### TASK TO CARRY OUT
Look over the lines below. Report each one that includes the string "ylabel".

** START ITEMS **

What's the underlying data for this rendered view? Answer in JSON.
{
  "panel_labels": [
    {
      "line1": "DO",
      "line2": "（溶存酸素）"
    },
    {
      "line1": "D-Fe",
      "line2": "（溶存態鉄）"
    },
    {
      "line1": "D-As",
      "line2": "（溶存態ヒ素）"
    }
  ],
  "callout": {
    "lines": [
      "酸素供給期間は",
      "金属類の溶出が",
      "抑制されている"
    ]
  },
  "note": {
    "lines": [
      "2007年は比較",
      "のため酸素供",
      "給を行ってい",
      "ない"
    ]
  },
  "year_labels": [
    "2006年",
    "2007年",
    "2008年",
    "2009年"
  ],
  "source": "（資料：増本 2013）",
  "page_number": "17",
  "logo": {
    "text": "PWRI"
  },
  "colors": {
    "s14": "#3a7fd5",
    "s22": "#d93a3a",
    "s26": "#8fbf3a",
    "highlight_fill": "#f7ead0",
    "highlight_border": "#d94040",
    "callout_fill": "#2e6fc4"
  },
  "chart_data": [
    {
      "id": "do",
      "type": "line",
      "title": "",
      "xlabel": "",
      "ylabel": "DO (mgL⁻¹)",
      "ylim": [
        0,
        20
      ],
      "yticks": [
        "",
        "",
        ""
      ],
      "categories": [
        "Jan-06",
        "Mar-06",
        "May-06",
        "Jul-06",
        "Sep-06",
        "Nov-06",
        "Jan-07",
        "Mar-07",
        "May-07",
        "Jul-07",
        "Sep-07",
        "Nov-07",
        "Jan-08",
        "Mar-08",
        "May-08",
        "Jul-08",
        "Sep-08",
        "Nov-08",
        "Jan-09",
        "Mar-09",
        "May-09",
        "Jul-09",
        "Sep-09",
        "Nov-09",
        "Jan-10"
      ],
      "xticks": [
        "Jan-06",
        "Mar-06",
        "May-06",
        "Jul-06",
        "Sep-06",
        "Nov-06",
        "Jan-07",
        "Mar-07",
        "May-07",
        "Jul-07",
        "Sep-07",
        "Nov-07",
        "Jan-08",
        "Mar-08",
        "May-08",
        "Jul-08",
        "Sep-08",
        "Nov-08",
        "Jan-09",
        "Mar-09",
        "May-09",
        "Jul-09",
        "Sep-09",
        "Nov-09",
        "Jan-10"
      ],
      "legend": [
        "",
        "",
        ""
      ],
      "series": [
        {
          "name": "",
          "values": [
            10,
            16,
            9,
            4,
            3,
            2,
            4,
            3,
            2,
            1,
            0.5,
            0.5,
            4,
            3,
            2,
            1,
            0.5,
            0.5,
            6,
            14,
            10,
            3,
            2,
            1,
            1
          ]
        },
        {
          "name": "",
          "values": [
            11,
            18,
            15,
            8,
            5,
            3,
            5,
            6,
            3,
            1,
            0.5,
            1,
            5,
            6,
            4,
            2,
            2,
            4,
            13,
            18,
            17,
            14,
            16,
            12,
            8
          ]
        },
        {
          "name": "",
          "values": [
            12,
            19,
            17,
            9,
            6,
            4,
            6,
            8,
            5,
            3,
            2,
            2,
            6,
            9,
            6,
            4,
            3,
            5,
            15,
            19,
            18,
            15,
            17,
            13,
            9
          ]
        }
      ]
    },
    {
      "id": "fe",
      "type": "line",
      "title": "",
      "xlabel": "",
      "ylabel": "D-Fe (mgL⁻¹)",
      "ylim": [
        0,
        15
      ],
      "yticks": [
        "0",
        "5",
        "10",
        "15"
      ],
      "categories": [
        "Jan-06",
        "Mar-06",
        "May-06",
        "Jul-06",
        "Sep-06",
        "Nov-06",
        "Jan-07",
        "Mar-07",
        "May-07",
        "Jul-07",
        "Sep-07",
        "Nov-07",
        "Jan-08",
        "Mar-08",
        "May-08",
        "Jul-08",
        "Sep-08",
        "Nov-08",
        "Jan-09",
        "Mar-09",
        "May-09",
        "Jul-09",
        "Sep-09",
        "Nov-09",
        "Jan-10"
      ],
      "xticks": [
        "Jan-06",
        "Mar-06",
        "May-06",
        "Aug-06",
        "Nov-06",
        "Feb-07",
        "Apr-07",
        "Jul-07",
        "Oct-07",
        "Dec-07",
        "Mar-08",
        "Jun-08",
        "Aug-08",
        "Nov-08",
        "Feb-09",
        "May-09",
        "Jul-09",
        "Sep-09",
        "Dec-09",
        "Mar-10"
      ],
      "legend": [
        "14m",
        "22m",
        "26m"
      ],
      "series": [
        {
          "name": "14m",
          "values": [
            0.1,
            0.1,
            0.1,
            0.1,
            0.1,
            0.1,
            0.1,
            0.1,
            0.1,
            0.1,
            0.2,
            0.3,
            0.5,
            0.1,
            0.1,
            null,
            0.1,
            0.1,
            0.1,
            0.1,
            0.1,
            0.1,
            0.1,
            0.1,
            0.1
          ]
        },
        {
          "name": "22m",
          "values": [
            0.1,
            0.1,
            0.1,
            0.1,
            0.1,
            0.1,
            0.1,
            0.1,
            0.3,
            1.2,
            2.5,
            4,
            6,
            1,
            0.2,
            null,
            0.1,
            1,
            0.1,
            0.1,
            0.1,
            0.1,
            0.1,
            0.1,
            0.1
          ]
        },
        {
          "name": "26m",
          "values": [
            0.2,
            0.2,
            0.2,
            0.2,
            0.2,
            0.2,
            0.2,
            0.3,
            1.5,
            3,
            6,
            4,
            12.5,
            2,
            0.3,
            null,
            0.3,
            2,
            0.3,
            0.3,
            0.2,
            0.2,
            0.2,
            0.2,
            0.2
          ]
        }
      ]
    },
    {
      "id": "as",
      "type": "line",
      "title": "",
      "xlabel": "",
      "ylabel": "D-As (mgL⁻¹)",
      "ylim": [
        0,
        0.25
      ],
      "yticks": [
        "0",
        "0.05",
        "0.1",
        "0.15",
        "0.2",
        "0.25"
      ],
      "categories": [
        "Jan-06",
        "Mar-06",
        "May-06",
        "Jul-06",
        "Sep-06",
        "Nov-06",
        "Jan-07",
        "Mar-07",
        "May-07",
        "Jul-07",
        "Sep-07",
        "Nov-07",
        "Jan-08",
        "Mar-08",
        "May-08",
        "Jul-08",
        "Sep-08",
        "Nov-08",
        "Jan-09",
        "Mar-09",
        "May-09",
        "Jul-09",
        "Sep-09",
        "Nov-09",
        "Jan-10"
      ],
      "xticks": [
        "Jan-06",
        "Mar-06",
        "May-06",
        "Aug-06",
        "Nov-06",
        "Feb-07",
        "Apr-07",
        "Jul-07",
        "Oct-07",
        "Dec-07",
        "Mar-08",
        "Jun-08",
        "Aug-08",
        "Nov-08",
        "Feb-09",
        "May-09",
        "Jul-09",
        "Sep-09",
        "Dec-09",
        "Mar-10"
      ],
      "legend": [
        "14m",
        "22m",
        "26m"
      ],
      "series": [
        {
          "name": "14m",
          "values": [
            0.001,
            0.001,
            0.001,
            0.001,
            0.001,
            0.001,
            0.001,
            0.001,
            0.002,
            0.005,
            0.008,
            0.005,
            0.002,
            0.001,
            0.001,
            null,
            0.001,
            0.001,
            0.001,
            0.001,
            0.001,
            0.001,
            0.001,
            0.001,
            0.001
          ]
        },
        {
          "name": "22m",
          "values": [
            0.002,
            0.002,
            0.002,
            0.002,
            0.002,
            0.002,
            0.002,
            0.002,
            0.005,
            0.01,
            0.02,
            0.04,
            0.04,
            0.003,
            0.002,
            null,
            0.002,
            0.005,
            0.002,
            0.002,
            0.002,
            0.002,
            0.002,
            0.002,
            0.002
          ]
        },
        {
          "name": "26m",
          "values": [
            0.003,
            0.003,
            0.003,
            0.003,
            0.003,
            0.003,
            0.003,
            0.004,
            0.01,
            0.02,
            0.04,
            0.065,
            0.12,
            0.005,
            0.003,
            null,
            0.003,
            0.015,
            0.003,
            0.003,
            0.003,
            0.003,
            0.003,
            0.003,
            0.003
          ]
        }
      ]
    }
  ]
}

** END ITEMS **

### ANSWER TO THE EXERCISE
      "ylabel": "DO (mgL⁻¹)",
      "ylabel": "D-Fe (mgL⁻¹)",
      "ylabel": "D-As (mgL⁻¹)",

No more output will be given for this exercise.